**Task statement:** Every record should be copied exactly, except that pictures are to be omitted.

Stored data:
** start **

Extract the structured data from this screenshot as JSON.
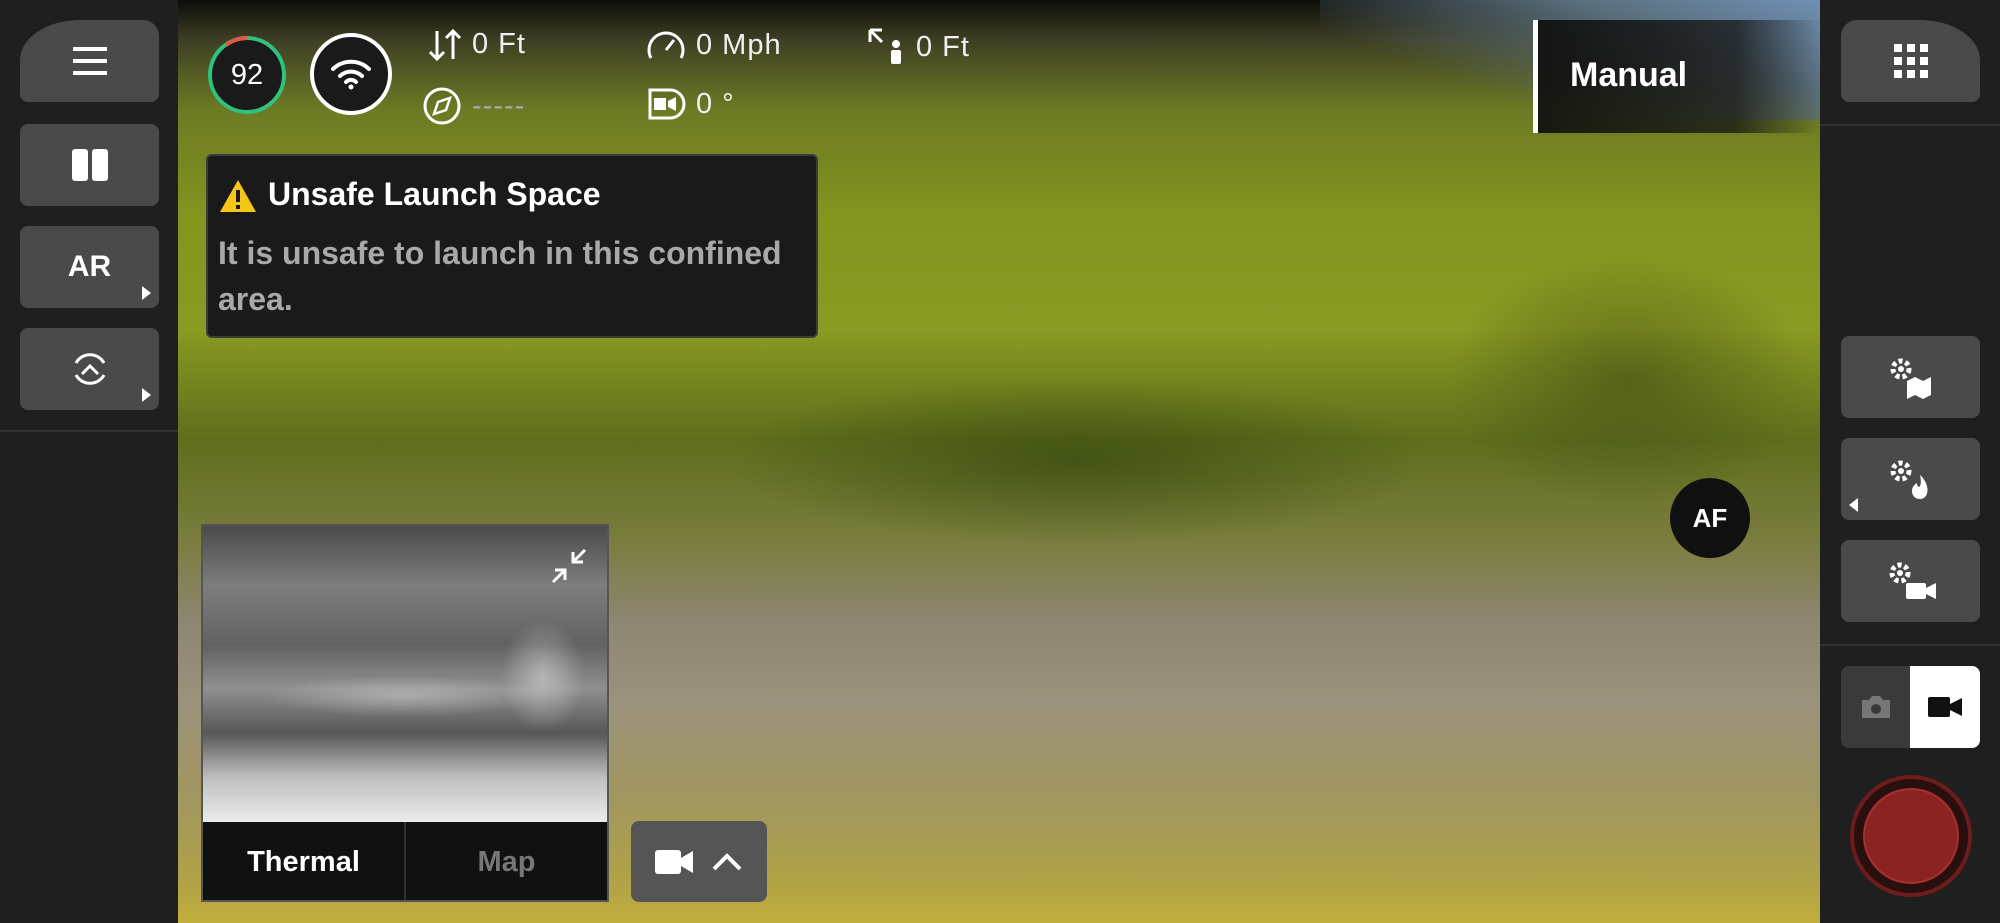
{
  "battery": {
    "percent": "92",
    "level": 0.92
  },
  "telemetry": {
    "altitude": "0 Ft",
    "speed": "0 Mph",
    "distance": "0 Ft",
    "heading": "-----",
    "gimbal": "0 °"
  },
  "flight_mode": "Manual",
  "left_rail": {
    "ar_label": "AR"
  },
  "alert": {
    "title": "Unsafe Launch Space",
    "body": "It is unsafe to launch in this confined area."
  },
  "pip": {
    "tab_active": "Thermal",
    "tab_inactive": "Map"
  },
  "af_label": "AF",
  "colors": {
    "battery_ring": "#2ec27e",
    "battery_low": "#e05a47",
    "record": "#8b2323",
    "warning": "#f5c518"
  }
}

** end **

**Answer to this task:**
Extract the structured data from this screenshot as JSON.
{
  "battery": {
    "percent": "92",
    "level": 0.92
  },
  "telemetry": {
    "altitude": "0 Ft",
    "speed": "0 Mph",
    "distance": "0 Ft",
    "heading": "-----",
    "gimbal": "0 °"
  },
  "flight_mode": "Manual",
  "left_rail": {
    "ar_label": "AR"
  },
  "alert": {
    "title": "Unsafe Launch Space",
    "body": "It is unsafe to launch in this confined area."
  },
  "pip": {
    "tab_active": "Thermal",
    "tab_inactive": "Map"
  },
  "af_label": "AF",
  "colors": {
    "battery_ring": "#2ec27e",
    "battery_low": "#e05a47",
    "record": "#8b2323",
    "warning": "#f5c518"
  }
}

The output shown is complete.